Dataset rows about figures
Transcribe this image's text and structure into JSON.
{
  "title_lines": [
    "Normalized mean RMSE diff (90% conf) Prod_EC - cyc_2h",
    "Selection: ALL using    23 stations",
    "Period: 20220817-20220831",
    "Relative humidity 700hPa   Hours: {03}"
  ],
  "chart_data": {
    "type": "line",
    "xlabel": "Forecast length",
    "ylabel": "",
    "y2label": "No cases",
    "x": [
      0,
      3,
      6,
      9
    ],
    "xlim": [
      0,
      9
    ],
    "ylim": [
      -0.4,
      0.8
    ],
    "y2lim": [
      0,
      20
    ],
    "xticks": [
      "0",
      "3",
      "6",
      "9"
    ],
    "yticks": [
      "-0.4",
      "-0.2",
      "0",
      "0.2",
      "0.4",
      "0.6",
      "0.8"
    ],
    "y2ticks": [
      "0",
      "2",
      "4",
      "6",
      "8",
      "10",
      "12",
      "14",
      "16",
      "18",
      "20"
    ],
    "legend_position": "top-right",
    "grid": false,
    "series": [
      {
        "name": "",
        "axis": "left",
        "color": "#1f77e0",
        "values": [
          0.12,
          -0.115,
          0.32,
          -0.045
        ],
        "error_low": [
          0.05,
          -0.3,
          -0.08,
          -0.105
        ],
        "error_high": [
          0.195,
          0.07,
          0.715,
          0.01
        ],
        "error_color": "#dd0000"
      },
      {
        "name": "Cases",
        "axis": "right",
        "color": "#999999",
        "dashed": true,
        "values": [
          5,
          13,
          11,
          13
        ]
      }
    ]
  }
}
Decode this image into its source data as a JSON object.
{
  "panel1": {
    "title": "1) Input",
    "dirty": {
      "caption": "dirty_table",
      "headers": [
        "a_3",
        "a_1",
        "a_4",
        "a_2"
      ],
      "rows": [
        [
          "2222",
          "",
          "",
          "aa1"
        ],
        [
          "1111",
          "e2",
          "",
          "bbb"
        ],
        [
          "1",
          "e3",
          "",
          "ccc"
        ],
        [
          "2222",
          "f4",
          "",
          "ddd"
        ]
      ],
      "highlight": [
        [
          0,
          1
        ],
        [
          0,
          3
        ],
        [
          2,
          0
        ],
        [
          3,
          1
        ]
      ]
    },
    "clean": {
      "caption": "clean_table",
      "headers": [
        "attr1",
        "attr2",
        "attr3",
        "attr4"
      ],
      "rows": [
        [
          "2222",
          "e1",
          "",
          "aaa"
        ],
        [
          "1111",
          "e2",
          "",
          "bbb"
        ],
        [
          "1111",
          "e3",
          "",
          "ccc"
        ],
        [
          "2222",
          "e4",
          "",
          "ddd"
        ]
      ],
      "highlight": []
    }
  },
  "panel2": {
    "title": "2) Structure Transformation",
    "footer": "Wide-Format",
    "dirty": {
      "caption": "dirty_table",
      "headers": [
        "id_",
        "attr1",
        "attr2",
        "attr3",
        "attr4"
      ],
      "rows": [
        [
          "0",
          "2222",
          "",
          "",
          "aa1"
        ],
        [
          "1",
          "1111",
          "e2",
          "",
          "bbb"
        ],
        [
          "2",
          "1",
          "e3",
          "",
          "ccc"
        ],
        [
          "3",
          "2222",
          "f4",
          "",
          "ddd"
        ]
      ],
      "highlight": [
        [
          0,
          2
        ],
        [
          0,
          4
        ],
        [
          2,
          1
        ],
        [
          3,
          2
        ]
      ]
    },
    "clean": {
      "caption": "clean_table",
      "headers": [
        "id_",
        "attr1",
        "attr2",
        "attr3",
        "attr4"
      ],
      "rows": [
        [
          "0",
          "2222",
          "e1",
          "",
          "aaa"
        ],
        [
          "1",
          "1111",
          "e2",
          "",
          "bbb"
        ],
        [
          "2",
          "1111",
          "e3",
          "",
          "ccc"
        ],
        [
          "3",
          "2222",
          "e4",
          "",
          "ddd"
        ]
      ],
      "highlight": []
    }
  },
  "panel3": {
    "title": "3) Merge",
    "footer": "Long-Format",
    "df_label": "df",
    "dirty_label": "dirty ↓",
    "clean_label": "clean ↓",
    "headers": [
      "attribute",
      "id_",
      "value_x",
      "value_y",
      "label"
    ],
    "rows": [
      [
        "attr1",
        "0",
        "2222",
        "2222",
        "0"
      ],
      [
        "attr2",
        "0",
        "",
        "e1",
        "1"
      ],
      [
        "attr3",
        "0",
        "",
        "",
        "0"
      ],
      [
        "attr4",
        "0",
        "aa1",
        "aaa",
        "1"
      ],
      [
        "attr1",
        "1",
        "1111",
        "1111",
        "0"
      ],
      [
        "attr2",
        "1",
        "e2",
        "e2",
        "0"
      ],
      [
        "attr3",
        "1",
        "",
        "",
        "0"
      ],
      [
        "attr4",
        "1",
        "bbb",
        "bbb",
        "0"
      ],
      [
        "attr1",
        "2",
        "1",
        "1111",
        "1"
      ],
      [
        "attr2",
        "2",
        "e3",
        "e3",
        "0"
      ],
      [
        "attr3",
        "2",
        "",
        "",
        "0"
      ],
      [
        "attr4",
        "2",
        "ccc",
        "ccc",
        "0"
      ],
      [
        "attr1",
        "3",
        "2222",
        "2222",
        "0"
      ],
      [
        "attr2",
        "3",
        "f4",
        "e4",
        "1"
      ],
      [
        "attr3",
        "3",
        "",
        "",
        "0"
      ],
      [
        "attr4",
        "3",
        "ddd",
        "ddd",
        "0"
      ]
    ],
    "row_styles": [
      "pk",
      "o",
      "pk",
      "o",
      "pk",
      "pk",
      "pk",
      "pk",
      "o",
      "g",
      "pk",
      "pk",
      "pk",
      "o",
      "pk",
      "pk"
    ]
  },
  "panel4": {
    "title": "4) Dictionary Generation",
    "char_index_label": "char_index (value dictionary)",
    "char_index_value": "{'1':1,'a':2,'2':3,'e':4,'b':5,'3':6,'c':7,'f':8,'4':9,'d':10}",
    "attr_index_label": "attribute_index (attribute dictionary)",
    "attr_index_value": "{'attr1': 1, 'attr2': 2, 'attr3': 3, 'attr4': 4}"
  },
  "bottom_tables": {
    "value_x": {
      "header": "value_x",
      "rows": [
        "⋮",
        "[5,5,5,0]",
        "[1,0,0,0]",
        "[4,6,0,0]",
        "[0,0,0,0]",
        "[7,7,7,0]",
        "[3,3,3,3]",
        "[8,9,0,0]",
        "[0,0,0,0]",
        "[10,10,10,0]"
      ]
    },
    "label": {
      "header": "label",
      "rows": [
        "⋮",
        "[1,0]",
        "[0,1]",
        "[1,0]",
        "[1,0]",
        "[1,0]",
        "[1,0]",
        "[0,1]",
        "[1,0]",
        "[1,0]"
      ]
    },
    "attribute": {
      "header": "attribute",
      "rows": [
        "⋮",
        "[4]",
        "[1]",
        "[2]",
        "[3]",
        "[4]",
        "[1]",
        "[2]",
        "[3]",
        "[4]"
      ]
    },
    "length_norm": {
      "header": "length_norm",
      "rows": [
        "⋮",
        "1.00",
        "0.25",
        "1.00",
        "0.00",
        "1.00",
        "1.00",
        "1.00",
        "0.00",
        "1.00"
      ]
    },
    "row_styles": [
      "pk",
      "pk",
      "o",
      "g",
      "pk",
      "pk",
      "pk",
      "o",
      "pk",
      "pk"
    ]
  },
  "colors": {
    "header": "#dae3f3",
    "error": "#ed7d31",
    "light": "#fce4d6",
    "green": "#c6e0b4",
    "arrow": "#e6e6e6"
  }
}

Work to be completed
Count how many lines above contain the word "image". Reply with the number alone.

Full answer
2